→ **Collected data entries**
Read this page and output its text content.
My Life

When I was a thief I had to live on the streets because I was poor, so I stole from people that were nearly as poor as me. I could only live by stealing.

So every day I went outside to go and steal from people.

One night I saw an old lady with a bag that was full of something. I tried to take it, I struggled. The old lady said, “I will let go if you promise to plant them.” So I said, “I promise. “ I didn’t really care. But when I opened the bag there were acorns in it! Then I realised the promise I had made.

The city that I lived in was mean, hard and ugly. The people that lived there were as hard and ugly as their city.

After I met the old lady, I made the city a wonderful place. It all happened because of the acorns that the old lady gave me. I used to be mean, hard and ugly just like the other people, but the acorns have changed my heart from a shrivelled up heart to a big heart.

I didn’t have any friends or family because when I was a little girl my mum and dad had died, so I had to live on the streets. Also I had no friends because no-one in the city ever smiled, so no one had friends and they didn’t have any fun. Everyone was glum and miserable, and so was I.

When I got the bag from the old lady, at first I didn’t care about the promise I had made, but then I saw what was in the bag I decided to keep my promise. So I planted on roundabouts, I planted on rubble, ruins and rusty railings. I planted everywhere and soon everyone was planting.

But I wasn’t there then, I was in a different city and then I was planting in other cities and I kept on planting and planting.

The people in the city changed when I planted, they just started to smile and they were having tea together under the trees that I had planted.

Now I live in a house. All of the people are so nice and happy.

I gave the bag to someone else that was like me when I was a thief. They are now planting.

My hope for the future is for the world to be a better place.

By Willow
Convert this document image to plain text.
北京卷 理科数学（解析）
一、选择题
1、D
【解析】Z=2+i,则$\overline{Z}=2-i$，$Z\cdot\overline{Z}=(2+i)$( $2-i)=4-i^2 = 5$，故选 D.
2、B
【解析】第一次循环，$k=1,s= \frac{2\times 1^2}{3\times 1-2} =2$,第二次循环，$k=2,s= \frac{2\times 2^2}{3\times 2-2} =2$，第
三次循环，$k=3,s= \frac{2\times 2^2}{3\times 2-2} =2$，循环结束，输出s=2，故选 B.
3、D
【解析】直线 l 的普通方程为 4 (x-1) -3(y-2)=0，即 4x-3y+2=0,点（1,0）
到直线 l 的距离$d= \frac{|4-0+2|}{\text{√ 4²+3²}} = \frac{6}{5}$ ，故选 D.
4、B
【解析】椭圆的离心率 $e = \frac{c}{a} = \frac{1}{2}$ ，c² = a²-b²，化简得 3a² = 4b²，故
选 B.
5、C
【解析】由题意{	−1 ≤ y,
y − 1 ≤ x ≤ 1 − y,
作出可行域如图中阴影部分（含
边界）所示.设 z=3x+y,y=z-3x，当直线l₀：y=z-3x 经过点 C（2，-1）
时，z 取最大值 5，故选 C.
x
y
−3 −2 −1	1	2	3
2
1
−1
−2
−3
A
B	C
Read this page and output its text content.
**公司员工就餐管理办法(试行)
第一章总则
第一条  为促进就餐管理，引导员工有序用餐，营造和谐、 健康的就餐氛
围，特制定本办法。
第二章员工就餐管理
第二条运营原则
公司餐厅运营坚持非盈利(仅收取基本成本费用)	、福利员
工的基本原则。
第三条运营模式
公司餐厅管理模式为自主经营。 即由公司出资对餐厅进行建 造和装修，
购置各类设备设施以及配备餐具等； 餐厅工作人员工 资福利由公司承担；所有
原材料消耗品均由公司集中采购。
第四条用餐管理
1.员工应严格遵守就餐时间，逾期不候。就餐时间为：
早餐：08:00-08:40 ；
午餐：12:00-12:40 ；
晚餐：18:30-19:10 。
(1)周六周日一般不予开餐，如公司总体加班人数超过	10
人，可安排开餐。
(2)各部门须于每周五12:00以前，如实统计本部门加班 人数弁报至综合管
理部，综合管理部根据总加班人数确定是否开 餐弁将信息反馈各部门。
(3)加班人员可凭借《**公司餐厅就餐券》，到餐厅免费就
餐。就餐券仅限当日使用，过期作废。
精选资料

→ **WRITTEN EXERCISE**
Output the listing above without altering a single character.

→ **FINAL RESULT**
Read this page and output its text content.
My Life

When I was a thief I had to live on the streets because I was poor, so I stole from people that were nearly as poor as me. I could only live by stealing.

So every day I went outside to go and steal from people.

One night I saw an old lady with a bag that was full of something. I tried to take it, I struggled. The old lady said, “I will let go if you promise to plant them.” So I said, “I promise. “ I didn’t really care. But when I opened the bag there were acorns in it! Then I realised the promise I had made.

The city that I lived in was mean, hard and ugly. The people that lived there were as hard and ugly as their city.

After I met the old lady, I made the city a wonderful place. It all happened because of the acorns that the old lady gave me. I used to be mean, hard and ugly just like the other people, but the acorns have changed my heart from a shrivelled up heart to a big heart.

I didn’t have any friends or family because when I was a little girl my mum and dad had died, so I had to live on the streets. Also I had no friends because no-one in the city ever smiled, so no one had friends and they didn’t have any fun. Everyone was glum and miserable, and so was I.

When I got the bag from the old lady, at first I didn’t care about the promise I had made, but then I saw what was in the bag I decided to keep my promise. So I planted on roundabouts, I planted on rubble, ruins and rusty railings. I planted everywhere and soon everyone was planting.

But I wasn’t there then, I was in a different city and then I was planting in other cities and I kept on planting and planting.

The people in the city changed when I planted, they just started to smile and they were having tea together under the trees that I had planted.

Now I live in a house. All of the people are so nice and happy.

I gave the bag to someone else that was like me when I was a thief. They are now planting.

My hope for the future is for the world to be a better place.

By Willow
Convert this document image to plain text.
北京卷 理科数学（解析）
一、选择题
1、D
【解析】Z=2+i,则$\overline{Z}=2-i$，$Z\cdot\overline{Z}=(2+i)$( $2-i)=4-i^2 = 5$，故选 D.
2、B
【解析】第一次循环，$k=1,s= \frac{2\times 1^2}{3\times 1-2} =2$,第二次循环，$k=2,s= \frac{2\times 2^2}{3\times 2-2} =2$，第
三次循环，$k=3,s= \frac{2\times 2^2}{3\times 2-2} =2$，循环结束，输出s=2，故选 B.
3、D
【解析】直线 l 的普通方程为 4 (x-1) -3(y-2)=0，即 4x-3y+2=0,点（1,0）
到直线 l 的距离$d= \frac{|4-0+2|}{\text{√ 4²+3²}} = \frac{6}{5}$ ，故选 D.
4、B
【解析】椭圆的离心率 $e = \frac{c}{a} = \frac{1}{2}$ ，c² = a²-b²，化简得 3a² = 4b²，故
选 B.
5、C
【解析】由题意{	−1 ≤ y,
y − 1 ≤ x ≤ 1 − y,
作出可行域如图中阴影部分（含
边界）所示.设 z=3x+y,y=z-3x，当直线l₀：y=z-3x 经过点 C（2，-1）
时，z 取最大值 5，故选 C.
x
y
−3 −2 −1	1	2	3
2
1
−1
−2
−3
A
B	C
Read this page and output its text content.
**公司员工就餐管理办法(试行)
第一章总则
第一条  为促进就餐管理，引导员工有序用餐，营造和谐、 健康的就餐氛
围，特制定本办法。
第二章员工就餐管理
第二条运营原则
公司餐厅运营坚持非盈利(仅收取基本成本费用)	、福利员
工的基本原则。
第三条运营模式
公司餐厅管理模式为自主经营。 即由公司出资对餐厅进行建 造和装修，
购置各类设备设施以及配备餐具等； 餐厅工作人员工 资福利由公司承担；所有
原材料消耗品均由公司集中采购。
第四条用餐管理
1.员工应严格遵守就餐时间，逾期不候。就餐时间为：
早餐：08:00-08:40 ；
午餐：12:00-12:40 ；
晚餐：18:30-19:10 。
(1)周六周日一般不予开餐，如公司总体加班人数超过	10
人，可安排开餐。
(2)各部门须于每周五12:00以前，如实统计本部门加班 人数弁报至综合管
理部，综合管理部根据总加班人数确定是否开 餐弁将信息反馈各部门。
(3)加班人员可凭借《**公司餐厅就餐券》，到餐厅免费就
餐。就餐券仅限当日使用，过期作废。
精选资料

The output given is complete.